Data listing:
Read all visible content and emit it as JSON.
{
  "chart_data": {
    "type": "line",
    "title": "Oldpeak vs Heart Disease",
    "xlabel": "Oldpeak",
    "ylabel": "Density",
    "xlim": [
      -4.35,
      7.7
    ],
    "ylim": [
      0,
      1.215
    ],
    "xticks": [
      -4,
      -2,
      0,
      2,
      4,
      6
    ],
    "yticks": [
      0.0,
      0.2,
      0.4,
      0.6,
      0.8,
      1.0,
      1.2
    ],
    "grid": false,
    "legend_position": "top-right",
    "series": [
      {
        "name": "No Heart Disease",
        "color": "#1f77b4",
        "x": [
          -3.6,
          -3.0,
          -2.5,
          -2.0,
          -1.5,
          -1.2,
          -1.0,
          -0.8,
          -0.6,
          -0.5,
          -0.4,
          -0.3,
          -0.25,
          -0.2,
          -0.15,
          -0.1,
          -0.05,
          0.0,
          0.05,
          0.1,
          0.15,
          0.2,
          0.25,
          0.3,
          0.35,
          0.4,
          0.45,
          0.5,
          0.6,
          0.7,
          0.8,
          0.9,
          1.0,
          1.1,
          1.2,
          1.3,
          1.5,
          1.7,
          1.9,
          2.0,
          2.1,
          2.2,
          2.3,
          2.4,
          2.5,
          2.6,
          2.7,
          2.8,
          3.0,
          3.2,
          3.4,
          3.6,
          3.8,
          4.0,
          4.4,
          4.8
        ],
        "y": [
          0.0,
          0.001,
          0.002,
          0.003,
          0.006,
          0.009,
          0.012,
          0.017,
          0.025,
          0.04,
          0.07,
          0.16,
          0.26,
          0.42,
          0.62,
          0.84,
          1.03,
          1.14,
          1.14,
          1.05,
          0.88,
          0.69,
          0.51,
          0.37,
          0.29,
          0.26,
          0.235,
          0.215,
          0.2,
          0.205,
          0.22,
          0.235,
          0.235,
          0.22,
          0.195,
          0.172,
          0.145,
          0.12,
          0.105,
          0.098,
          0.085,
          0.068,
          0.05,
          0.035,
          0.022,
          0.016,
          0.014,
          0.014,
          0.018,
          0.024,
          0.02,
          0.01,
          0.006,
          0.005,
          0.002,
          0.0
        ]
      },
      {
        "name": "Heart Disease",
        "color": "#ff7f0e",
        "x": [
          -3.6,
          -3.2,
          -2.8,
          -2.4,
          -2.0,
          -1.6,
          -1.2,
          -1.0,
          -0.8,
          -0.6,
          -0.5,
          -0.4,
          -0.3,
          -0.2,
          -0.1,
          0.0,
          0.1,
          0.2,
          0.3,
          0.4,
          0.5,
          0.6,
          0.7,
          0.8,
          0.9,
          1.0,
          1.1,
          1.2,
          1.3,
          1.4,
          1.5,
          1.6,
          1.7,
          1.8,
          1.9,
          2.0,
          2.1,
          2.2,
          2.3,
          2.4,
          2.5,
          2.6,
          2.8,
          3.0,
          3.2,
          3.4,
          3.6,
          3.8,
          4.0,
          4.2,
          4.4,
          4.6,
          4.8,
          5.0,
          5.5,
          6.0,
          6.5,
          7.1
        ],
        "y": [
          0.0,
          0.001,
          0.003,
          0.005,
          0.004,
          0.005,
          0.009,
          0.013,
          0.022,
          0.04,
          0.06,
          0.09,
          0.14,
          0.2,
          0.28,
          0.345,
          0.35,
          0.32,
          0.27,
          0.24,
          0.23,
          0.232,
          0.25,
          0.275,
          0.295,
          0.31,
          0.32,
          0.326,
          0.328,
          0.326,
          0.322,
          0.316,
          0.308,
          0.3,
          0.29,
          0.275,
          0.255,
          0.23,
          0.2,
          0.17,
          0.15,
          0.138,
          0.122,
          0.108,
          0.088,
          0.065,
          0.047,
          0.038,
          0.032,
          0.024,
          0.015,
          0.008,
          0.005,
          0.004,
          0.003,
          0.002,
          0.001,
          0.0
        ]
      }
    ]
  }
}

**THE PROBLEM**
Scan the entries above. Copy each line that has the string "Oldpeak".

**RESULT FOR THIS EXERCISE**
    "title": "Oldpeak vs Heart Disease",
    "xlabel": "Oldpeak",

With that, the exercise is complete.